> Exercise data:
○ ○ ○ ○ ○ ○ ○

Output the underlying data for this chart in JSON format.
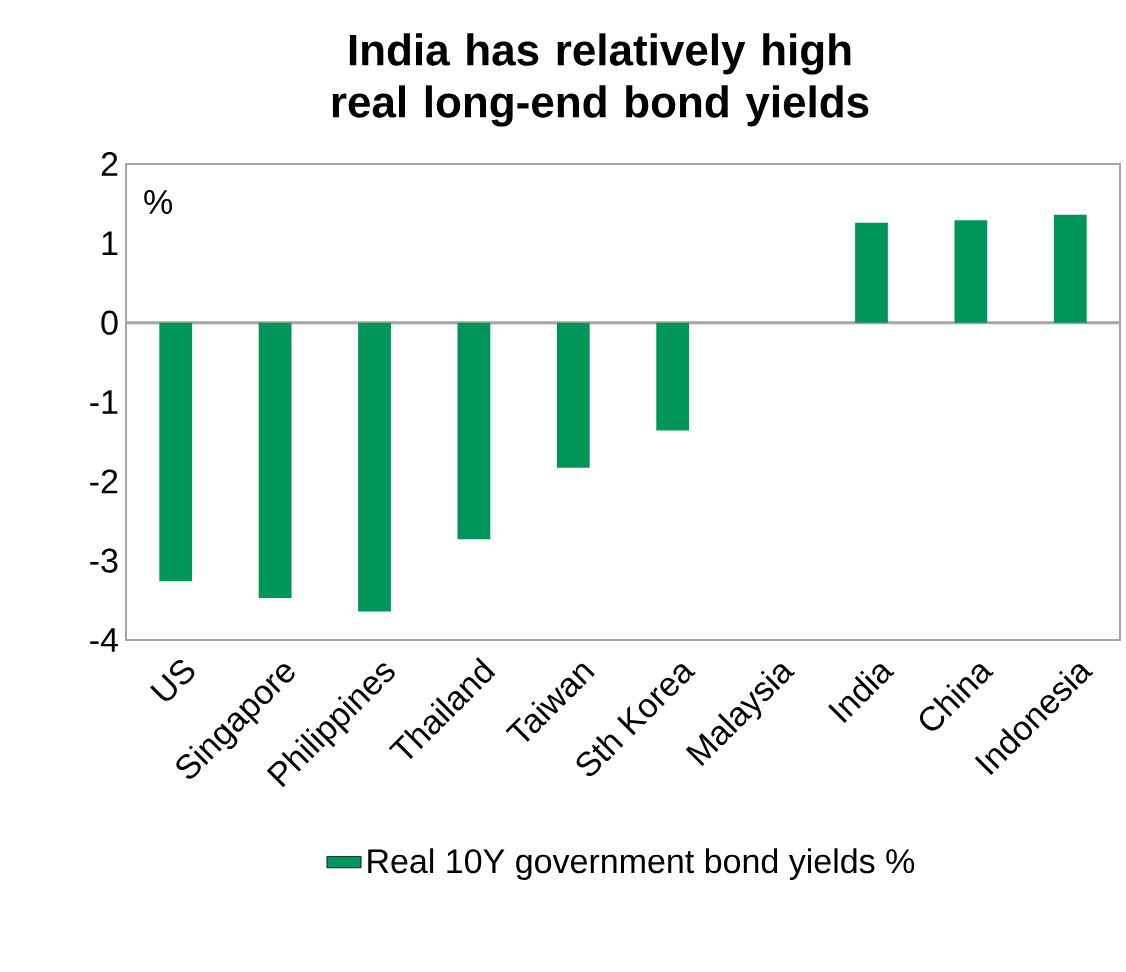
{
  "chart_data": {
    "type": "bar",
    "title": "India has relatively high real long-end bond yields",
    "ylabel": "%",
    "categories": [
      "US",
      "Singapore",
      "Philippines",
      "Thailand",
      "Taiwan",
      "Sth Korea",
      "Malaysia",
      "India",
      "China",
      "Indonesia"
    ],
    "series": [
      {
        "name": "Real 10Y government bond yields %",
        "color": "#00965a",
        "values": [
          -3.26,
          -3.47,
          -3.64,
          -2.73,
          -1.83,
          -1.36,
          0,
          1.26,
          1.29,
          1.36
        ]
      }
    ],
    "ylim": [
      -4,
      2
    ],
    "yticks": [
      -4,
      -3,
      -2,
      -1,
      0,
      1,
      2
    ],
    "legend": "bottom"
  }
}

○ ○ ○ ○ ○ ○ ○

> Objective:
Write the material out again exactly as it appears, dropping the pictures.

> Written solution:
Output the underlying data for this chart in JSON format.
{
  "chart_data": {
    "type": "bar",
    "title": "India has relatively high real long-end bond yields",
    "ylabel": "%",
    "categories": [
      "US",
      "Singapore",
      "Philippines",
      "Thailand",
      "Taiwan",
      "Sth Korea",
      "Malaysia",
      "India",
      "China",
      "Indonesia"
    ],
    "series": [
      {
        "name": "Real 10Y government bond yields %",
        "color": "#00965a",
        "values": [
          -3.26,
          -3.47,
          -3.64,
          -2.73,
          -1.83,
          -1.36,
          0,
          1.26,
          1.29,
          1.36
        ]
      }
    ],
    "ylim": [
      -4,
      2
    ],
    "yticks": [
      -4,
      -3,
      -2,
      -1,
      0,
      1,
      2
    ],
    "legend": "bottom"
  }
}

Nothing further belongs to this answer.